Count every line of the listing where the string "second" occurs, and reply with the count alone.

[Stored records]
----------------

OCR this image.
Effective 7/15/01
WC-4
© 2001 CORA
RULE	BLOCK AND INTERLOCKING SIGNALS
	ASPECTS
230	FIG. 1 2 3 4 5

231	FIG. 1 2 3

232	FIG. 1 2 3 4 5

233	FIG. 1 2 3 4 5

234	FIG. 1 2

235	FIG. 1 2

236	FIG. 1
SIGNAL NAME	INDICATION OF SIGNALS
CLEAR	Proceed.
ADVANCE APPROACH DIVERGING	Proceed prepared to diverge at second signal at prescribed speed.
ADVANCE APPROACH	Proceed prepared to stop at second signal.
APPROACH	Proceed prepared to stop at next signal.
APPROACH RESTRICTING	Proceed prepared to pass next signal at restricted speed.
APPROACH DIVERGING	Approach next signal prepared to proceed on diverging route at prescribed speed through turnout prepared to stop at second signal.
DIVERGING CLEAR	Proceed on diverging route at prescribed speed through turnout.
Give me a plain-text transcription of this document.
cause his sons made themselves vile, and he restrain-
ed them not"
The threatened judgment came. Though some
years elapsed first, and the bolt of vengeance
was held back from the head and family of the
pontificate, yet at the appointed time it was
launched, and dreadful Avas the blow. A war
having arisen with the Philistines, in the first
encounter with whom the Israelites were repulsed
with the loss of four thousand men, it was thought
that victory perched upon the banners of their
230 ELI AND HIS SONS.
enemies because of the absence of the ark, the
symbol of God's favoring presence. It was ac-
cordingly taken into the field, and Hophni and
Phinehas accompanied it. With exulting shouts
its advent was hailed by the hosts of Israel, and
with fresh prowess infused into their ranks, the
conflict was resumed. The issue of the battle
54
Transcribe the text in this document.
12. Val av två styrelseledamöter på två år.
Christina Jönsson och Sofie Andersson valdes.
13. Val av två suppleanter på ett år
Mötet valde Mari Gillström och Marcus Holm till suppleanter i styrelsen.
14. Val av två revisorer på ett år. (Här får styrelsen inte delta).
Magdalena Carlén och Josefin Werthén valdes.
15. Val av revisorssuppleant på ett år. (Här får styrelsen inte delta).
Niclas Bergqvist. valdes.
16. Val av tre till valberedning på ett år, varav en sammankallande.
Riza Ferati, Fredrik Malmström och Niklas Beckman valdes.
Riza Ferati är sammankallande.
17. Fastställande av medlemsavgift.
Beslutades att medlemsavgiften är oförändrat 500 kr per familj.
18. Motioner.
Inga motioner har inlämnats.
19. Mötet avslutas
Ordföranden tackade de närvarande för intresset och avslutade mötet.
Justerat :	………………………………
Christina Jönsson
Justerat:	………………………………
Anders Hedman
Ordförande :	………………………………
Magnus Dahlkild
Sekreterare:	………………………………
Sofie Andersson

----------------

▶ [WRITTEN ANSWER]:
3